What you should do:
Copy every line, leaving nothing out and adding nothing.

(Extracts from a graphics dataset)
=-=-=-=-=

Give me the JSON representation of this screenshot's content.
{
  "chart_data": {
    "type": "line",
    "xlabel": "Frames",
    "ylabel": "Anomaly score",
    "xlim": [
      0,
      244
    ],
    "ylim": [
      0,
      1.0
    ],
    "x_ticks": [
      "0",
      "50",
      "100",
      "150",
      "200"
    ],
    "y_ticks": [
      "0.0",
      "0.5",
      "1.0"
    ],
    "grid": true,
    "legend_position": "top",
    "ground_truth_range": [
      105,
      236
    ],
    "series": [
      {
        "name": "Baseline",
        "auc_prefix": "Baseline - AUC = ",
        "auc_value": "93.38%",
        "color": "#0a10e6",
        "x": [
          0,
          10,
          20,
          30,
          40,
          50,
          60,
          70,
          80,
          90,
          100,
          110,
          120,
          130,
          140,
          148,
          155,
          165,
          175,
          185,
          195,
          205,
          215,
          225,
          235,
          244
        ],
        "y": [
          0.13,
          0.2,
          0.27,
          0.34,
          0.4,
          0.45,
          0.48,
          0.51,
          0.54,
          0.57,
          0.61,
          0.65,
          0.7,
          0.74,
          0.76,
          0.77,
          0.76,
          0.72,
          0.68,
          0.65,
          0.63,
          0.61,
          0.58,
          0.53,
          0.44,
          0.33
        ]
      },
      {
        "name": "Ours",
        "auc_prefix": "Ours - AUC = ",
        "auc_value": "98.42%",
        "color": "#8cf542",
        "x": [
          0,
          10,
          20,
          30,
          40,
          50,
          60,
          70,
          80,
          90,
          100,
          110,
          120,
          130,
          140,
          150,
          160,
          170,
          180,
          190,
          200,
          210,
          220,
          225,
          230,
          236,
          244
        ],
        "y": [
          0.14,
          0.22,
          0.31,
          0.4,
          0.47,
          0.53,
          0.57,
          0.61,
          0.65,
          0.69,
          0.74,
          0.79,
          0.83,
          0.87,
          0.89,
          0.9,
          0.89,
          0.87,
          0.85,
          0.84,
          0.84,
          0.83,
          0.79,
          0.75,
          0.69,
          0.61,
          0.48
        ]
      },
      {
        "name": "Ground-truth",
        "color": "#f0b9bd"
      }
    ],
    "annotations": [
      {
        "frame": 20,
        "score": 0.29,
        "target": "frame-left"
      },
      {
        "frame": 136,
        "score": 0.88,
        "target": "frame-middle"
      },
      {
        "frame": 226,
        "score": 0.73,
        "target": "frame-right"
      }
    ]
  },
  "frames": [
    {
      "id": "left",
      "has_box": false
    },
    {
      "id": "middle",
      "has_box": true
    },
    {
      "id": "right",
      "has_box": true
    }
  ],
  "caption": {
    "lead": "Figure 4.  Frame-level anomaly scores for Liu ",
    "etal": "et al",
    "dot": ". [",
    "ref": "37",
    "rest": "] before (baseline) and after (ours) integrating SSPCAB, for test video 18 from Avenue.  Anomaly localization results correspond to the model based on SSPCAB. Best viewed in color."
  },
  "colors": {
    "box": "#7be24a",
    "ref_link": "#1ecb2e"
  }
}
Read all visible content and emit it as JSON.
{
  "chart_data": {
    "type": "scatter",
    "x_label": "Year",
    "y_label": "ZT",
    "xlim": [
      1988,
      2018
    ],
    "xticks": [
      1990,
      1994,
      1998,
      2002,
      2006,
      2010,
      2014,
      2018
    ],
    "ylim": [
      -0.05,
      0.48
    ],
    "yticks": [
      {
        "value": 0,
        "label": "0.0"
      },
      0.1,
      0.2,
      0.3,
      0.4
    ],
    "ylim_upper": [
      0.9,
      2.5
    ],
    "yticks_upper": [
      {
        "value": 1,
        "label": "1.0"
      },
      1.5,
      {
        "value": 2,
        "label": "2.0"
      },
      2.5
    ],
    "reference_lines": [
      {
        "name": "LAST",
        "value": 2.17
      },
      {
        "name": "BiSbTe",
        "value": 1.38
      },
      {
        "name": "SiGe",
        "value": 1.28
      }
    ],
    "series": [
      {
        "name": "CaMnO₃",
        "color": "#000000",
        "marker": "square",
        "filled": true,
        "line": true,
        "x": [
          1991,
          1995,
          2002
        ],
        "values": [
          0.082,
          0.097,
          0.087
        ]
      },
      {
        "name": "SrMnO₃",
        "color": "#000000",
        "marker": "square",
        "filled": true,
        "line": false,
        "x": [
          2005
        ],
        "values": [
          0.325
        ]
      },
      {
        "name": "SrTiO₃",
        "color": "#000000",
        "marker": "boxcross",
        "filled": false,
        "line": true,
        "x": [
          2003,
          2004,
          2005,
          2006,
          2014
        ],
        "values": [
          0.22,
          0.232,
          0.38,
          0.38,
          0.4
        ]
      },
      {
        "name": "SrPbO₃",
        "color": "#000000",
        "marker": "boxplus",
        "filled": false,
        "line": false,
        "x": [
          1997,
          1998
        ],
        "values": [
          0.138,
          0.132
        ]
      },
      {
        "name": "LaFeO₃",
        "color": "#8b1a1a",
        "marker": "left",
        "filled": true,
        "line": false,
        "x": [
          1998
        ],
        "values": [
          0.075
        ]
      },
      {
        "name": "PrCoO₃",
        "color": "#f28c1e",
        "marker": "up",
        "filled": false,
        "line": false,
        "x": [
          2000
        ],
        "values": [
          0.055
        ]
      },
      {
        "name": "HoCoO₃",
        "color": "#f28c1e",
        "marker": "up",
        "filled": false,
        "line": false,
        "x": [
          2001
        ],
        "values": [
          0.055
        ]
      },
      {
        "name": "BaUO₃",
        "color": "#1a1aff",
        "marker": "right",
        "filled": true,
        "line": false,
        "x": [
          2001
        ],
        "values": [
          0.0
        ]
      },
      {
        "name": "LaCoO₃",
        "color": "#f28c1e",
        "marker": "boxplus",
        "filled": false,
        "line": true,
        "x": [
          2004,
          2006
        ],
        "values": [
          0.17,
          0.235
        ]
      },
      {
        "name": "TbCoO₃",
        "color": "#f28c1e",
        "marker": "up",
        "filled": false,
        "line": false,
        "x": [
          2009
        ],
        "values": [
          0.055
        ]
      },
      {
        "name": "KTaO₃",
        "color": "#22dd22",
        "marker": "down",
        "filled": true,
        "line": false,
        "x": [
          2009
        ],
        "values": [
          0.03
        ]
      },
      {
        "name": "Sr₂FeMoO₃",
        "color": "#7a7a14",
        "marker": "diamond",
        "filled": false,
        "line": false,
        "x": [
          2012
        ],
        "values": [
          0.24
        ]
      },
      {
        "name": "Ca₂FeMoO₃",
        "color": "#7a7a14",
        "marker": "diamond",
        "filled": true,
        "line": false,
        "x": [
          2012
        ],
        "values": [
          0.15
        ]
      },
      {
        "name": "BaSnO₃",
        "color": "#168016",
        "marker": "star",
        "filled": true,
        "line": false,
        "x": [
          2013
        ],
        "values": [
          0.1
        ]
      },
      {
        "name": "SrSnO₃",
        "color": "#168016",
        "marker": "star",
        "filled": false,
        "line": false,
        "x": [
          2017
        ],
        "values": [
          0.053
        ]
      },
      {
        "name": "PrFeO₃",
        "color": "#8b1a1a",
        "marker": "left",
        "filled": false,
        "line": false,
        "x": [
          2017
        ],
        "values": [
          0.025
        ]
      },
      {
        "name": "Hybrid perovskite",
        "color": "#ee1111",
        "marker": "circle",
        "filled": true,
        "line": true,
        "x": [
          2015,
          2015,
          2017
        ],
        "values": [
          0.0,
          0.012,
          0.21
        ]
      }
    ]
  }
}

=-=-=-=-=

Correct response:
Give me the JSON representation of this screenshot's content.
{
  "chart_data": {
    "type": "line",
    "xlabel": "Frames",
    "ylabel": "Anomaly score",
    "xlim": [
      0,
      244
    ],
    "ylim": [
      0,
      1.0
    ],
    "x_ticks": [
      "0",
      "50",
      "100",
      "150",
      "200"
    ],
    "y_ticks": [
      "0.0",
      "0.5",
      "1.0"
    ],
    "grid": true,
    "legend_position": "top",
    "ground_truth_range": [
      105,
      236
    ],
    "series": [
      {
        "name": "Baseline",
        "auc_prefix": "Baseline - AUC = ",
        "auc_value": "93.38%",
        "color": "#0a10e6",
        "x": [
          0,
          10,
          20,
          30,
          40,
          50,
          60,
          70,
          80,
          90,
          100,
          110,
          120,
          130,
          140,
          148,
          155,
          165,
          175,
          185,
          195,
          205,
          215,
          225,
          235,
          244
        ],
        "y": [
          0.13,
          0.2,
          0.27,
          0.34,
          0.4,
          0.45,
          0.48,
          0.51,
          0.54,
          0.57,
          0.61,
          0.65,
          0.7,
          0.74,
          0.76,
          0.77,
          0.76,
          0.72,
          0.68,
          0.65,
          0.63,
          0.61,
          0.58,
          0.53,
          0.44,
          0.33
        ]
      },
      {
        "name": "Ours",
        "auc_prefix": "Ours - AUC = ",
        "auc_value": "98.42%",
        "color": "#8cf542",
        "x": [
          0,
          10,
          20,
          30,
          40,
          50,
          60,
          70,
          80,
          90,
          100,
          110,
          120,
          130,
          140,
          150,
          160,
          170,
          180,
          190,
          200,
          210,
          220,
          225,
          230,
          236,
          244
        ],
        "y": [
          0.14,
          0.22,
          0.31,
          0.4,
          0.47,
          0.53,
          0.57,
          0.61,
          0.65,
          0.69,
          0.74,
          0.79,
          0.83,
          0.87,
          0.89,
          0.9,
          0.89,
          0.87,
          0.85,
          0.84,
          0.84,
          0.83,
          0.79,
          0.75,
          0.69,
          0.61,
          0.48
        ]
      },
      {
        "name": "Ground-truth",
        "color": "#f0b9bd"
      }
    ],
    "annotations": [
      {
        "frame": 20,
        "score": 0.29,
        "target": "frame-left"
      },
      {
        "frame": 136,
        "score": 0.88,
        "target": "frame-middle"
      },
      {
        "frame": 226,
        "score": 0.73,
        "target": "frame-right"
      }
    ]
  },
  "frames": [
    {
      "id": "left",
      "has_box": false
    },
    {
      "id": "middle",
      "has_box": true
    },
    {
      "id": "right",
      "has_box": true
    }
  ],
  "caption": {
    "lead": "Figure 4.  Frame-level anomaly scores for Liu ",
    "etal": "et al",
    "dot": ". [",
    "ref": "37",
    "rest": "] before (baseline) and after (ours) integrating SSPCAB, for test video 18 from Avenue.  Anomaly localization results correspond to the model based on SSPCAB. Best viewed in color."
  },
  "colors": {
    "box": "#7be24a",
    "ref_link": "#1ecb2e"
  }
}
Read all visible content and emit it as JSON.
{
  "chart_data": {
    "type": "scatter",
    "x_label": "Year",
    "y_label": "ZT",
    "xlim": [
      1988,
      2018
    ],
    "xticks": [
      1990,
      1994,
      1998,
      2002,
      2006,
      2010,
      2014,
      2018
    ],
    "ylim": [
      -0.05,
      0.48
    ],
    "yticks": [
      {
        "value": 0,
        "label": "0.0"
      },
      0.1,
      0.2,
      0.3,
      0.4
    ],
    "ylim_upper": [
      0.9,
      2.5
    ],
    "yticks_upper": [
      {
        "value": 1,
        "label": "1.0"
      },
      1.5,
      {
        "value": 2,
        "label": "2.0"
      },
      2.5
    ],
    "reference_lines": [
      {
        "name": "LAST",
        "value": 2.17
      },
      {
        "name": "BiSbTe",
        "value": 1.38
      },
      {
        "name": "SiGe",
        "value": 1.28
      }
    ],
    "series": [
      {
        "name": "CaMnO₃",
        "color": "#000000",
        "marker": "square",
        "filled": true,
        "line": true,
        "x": [
          1991,
          1995,
          2002
        ],
        "values": [
          0.082,
          0.097,
          0.087
        ]
      },
      {
        "name": "SrMnO₃",
        "color": "#000000",
        "marker": "square",
        "filled": true,
        "line": false,
        "x": [
          2005
        ],
        "values": [
          0.325
        ]
      },
      {
        "name": "SrTiO₃",
        "color": "#000000",
        "marker": "boxcross",
        "filled": false,
        "line": true,
        "x": [
          2003,
          2004,
          2005,
          2006,
          2014
        ],
        "values": [
          0.22,
          0.232,
          0.38,
          0.38,
          0.4
        ]
      },
      {
        "name": "SrPbO₃",
        "color": "#000000",
        "marker": "boxplus",
        "filled": false,
        "line": false,
        "x": [
          1997,
          1998
        ],
        "values": [
          0.138,
          0.132
        ]
      },
      {
        "name": "LaFeO₃",
        "color": "#8b1a1a",
        "marker": "left",
        "filled": true,
        "line": false,
        "x": [
          1998
        ],
        "values": [
          0.075
        ]
      },
      {
        "name": "PrCoO₃",
        "color": "#f28c1e",
        "marker": "up",
        "filled": false,
        "line": false,
        "x": [
          2000
        ],
        "values": [
          0.055
        ]
      },
      {
        "name": "HoCoO₃",
        "color": "#f28c1e",
        "marker": "up",
        "filled": false,
        "line": false,
        "x": [
          2001
        ],
        "values": [
          0.055
        ]
      },
      {
        "name": "BaUO₃",
        "color": "#1a1aff",
        "marker": "right",
        "filled": true,
        "line": false,
        "x": [
          2001
        ],
        "values": [
          0.0
        ]
      },
      {
        "name": "LaCoO₃",
        "color": "#f28c1e",
        "marker": "boxplus",
        "filled": false,
        "line": true,
        "x": [
          2004,
          2006
        ],
        "values": [
          0.17,
          0.235
        ]
      },
      {
        "name": "TbCoO₃",
        "color": "#f28c1e",
        "marker": "up",
        "filled": false,
        "line": false,
        "x": [
          2009
        ],
        "values": [
          0.055
        ]
      },
      {
        "name": "KTaO₃",
        "color": "#22dd22",
        "marker": "down",
        "filled": true,
        "line": false,
        "x": [
          2009
        ],
        "values": [
          0.03
        ]
      },
      {
        "name": "Sr₂FeMoO₃",
        "color": "#7a7a14",
        "marker": "diamond",
        "filled": false,
        "line": false,
        "x": [
          2012
        ],
        "values": [
          0.24
        ]
      },
      {
        "name": "Ca₂FeMoO₃",
        "color": "#7a7a14",
        "marker": "diamond",
        "filled": true,
        "line": false,
        "x": [
          2012
        ],
        "values": [
          0.15
        ]
      },
      {
        "name": "BaSnO₃",
        "color": "#168016",
        "marker": "star",
        "filled": true,
        "line": false,
        "x": [
          2013
        ],
        "values": [
          0.1
        ]
      },
      {
        "name": "SrSnO₃",
        "color": "#168016",
        "marker": "star",
        "filled": false,
        "line": false,
        "x": [
          2017
        ],
        "values": [
          0.053
        ]
      },
      {
        "name": "PrFeO₃",
        "color": "#8b1a1a",
        "marker": "left",
        "filled": false,
        "line": false,
        "x": [
          2017
        ],
        "values": [
          0.025
        ]
      },
      {
        "name": "Hybrid perovskite",
        "color": "#ee1111",
        "marker": "circle",
        "filled": true,
        "line": true,
        "x": [
          2015,
          2015,
          2017
        ],
        "values": [
          0.0,
          0.012,
          0.21
        ]
      }
    ]
  }
}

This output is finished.